## Provided text:
▽

If metal shavings are heavily present, the engine may require a complete long-block replacement rather than a simple top-end rebuild, as the debris will have scored the main and rod bearings.
The Multi-Displacement System (MDS) Delete Protocol
Many owners attempt to circumvent lifter failure by disabling the Multi-Displacement System electronically via the vehicle’s dashboard—such as placing the transmission in Tow/Haul mode, utilizing manual gear selection, or using a basic plug-in disabler.
While this electronic bypass prevents the PCM from activating cylinder deactivation, it does absolutely nothing to protect the engine from mechanical lifter failure. The physical vulnerabilities of the MDS lifter’s complex locking pins and fragile needle bearing architecture remain present in the engine block.
A true, permanent MDS delete involves completely eradicating the collapsible lifter architecture from the engine. This mechanical protocol requires four distinct, non-negotiable modifications :
- Non-MDS Solid Lifters: All 16 hydraulic lifters must be removed and replaced with solid-body, non-collapsible variants. The industry standard upgrade utilizes the OEM Mopar “Hellcat” lifter (often referenced by part numbers ending in 8784AD or similar 6.2L variants), which features a vastly superior, heavier-duty roller bearing capable of withstanding higher mechanical loads without seizing.
- MDS Block-Off Plugs: The four electronic MDS solenoids located deep in the engine block valley under the intake manifold must be removed. They are replaced with billet aluminum or OEM plastic block-off expansion plugs. Plugging these specific oil galleys redirects maximum pressurized engine oil directly to the lifter bodies, thoroughly lubricating the roller wheels and eradicating the splash-lubrication deficit.
- Non-MDS Camshaft Profile: MDS-specific camshafts possess unique lobe profiles on the four deactivated cylinders. These lobes feature an additional 4 to 7 degrees of duration and 0.25 mm of extra valve lift to compensate for the slight physical collapse inherent to MDS lifters. Combining a factory MDS camshaft with solid non-MDS lifters will result in severe engine imbalance, rough idling, and persistent misfires. A non-MDS OEM cam (such as the 6.4L SRT cam) or an aftermarket performance grind is absolutely mandatory.
- Electronic Deactivation and PCM Tuning: Once the hardware is installed, a sophisticated handheld tuner (such as a Diablosport inTune i3 or an HP Tuners MPVI interface) must be used to permanently disable the MDS software routines within the PCM. Failing to flash the PCM will cause the computer to search for the removed solenoids, resulting in immediate limp mode and a Check Engine Light.
Evaluating Top 5.7 HEMI Cam and Lifter Kits (2025–2026)

△

## Given information:
▽

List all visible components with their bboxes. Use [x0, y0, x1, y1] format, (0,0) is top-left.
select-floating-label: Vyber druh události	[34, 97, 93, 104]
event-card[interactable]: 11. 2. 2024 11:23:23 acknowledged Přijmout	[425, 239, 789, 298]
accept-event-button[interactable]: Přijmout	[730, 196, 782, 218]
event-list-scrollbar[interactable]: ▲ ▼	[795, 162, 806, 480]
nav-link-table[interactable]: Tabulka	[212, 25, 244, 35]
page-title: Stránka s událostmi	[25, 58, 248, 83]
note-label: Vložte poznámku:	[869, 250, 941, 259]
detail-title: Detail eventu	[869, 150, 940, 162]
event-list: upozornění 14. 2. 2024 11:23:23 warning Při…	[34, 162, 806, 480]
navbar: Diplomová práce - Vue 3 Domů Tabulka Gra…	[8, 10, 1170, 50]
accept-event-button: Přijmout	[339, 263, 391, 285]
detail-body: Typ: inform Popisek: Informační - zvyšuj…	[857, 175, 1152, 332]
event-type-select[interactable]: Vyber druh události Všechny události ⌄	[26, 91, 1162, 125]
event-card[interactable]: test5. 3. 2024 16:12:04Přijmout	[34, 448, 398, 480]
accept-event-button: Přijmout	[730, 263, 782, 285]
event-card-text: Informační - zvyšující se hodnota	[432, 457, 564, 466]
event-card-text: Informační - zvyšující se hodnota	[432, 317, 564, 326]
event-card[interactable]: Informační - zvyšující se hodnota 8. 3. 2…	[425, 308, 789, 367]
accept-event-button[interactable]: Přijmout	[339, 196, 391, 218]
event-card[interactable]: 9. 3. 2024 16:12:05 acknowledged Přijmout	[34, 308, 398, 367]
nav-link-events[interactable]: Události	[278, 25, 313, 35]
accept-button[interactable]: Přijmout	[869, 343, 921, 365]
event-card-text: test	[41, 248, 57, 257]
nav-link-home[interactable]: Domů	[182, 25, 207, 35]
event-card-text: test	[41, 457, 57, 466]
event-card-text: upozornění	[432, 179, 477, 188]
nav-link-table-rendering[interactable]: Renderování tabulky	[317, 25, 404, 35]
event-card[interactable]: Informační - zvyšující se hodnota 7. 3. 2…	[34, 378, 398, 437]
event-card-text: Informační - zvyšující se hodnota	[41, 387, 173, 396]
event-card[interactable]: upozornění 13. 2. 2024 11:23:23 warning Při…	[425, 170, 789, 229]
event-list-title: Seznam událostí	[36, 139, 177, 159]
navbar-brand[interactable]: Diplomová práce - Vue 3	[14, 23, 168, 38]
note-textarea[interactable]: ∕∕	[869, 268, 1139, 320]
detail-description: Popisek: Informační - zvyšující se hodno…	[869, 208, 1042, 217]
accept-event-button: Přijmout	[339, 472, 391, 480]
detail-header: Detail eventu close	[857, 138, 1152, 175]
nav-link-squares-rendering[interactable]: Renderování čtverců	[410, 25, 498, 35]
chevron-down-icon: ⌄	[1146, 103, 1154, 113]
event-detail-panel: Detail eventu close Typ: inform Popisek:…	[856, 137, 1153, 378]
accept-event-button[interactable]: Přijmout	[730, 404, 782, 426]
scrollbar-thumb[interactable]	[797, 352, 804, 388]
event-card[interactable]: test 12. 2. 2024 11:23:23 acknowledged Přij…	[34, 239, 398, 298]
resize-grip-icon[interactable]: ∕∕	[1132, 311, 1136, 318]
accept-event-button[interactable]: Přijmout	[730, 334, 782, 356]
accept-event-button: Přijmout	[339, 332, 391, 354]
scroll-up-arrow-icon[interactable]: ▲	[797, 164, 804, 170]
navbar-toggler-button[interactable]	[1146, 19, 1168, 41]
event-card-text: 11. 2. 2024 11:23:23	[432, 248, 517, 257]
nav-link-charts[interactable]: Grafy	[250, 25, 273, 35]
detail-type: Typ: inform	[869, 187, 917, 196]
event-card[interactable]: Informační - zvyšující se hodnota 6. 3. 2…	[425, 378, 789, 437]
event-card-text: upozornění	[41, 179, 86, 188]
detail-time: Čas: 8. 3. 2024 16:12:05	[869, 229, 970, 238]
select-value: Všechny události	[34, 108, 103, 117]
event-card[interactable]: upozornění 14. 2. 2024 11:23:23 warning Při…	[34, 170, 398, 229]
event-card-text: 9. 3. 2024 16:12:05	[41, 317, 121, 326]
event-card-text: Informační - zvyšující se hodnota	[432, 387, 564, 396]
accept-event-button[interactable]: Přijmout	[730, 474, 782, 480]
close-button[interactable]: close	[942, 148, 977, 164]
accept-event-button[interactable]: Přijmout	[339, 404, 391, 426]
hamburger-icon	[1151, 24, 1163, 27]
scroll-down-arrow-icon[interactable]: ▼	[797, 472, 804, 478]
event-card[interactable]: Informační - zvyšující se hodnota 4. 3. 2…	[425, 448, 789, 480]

△

## Complete the following:
• A. Answer these questions from the MDS delete text, one line each:
(i) How many hydraulic lifters must be swapped for solid-body variants?
(ii) How much extra valve lift do the lobes for the deactivated cylinders have on an MDS-specific camshaft?
(iii) What happens if the PCM is not flashed after the hardware is installed?
• B. Please copy everything in the MDS delete text from "- Non-MDS Camshaft" down to "is absolutely mandatory.".

## Exercise results:
• A.
(i) All 16.
(ii) 0.25 mm.
(iii) The computer searches for the removed solenoids, causing immediate limp mode and a Check Engine Light.

• B.
- Non-MDS Camshaft Profile: MDS-specific camshafts possess unique lobe profiles on the four deactivated cylinders. These lobes feature an additional 4 to 7 degrees of duration and 0.25 mm of extra valve lift to compensate for the slight physical collapse inherent to MDS lifters. Combining a factory MDS camshaft with solid non-MDS lifters will result in severe engine imbalance, rough idling, and persistent misfires. A non-MDS OEM cam (such as the 6.4L SRT cam) or an aftermarket performance grind is absolutely mandatory.